Written instruction> Only lines holding the word "title" should be copied from the material.

Stored records>
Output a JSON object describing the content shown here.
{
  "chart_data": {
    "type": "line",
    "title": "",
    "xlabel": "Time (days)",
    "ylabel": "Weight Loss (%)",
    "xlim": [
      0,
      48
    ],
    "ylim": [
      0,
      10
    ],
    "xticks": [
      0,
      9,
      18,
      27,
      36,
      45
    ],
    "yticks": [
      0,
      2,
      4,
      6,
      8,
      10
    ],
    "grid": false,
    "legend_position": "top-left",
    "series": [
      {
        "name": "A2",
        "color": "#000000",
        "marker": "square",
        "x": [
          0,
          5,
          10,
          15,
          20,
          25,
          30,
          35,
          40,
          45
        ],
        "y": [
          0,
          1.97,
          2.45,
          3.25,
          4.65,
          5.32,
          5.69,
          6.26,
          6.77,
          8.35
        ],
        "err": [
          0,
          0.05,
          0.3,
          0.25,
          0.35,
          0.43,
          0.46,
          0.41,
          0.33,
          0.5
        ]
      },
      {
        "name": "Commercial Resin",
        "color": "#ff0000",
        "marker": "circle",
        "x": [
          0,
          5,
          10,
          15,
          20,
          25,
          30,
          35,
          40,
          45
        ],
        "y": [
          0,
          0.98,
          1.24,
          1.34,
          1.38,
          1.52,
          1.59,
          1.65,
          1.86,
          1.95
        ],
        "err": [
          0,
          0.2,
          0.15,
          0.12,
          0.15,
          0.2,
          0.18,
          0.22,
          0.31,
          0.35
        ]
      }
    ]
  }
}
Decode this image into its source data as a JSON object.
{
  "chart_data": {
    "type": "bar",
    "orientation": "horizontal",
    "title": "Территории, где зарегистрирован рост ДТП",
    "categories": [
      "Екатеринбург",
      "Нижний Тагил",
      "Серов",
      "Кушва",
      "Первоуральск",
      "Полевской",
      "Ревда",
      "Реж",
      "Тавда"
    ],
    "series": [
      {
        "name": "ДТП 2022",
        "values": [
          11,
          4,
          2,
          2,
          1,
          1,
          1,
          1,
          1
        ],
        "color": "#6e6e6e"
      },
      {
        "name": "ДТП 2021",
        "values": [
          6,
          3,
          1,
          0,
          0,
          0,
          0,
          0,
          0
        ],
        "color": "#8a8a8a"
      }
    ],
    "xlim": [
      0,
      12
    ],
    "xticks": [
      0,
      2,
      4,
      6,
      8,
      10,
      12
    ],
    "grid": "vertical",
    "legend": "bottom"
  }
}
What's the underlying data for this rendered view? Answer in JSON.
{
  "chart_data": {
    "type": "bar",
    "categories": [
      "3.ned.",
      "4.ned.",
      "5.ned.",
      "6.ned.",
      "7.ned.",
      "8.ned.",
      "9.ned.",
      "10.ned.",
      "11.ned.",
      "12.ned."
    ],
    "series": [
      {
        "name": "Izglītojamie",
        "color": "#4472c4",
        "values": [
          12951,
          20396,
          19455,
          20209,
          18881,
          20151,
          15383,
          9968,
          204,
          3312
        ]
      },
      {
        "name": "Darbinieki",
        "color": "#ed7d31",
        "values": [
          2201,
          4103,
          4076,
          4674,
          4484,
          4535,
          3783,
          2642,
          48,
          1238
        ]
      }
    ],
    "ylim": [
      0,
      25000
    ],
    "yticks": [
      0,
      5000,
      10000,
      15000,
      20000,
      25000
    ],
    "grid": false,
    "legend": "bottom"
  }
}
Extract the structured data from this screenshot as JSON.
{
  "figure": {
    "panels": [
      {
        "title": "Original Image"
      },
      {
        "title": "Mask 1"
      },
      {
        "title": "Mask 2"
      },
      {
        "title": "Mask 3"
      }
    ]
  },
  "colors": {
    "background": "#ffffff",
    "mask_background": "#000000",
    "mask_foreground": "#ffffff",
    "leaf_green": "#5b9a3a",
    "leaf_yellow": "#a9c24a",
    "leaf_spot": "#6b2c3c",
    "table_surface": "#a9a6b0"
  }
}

Worked solution>
    "title": "",
    "title": "Территории, где зарегистрирован рост ДТП",
        "title": "Original Image"
        "title": "Mask 1"
        "title": "Mask 2"
        "title": "Mask 3"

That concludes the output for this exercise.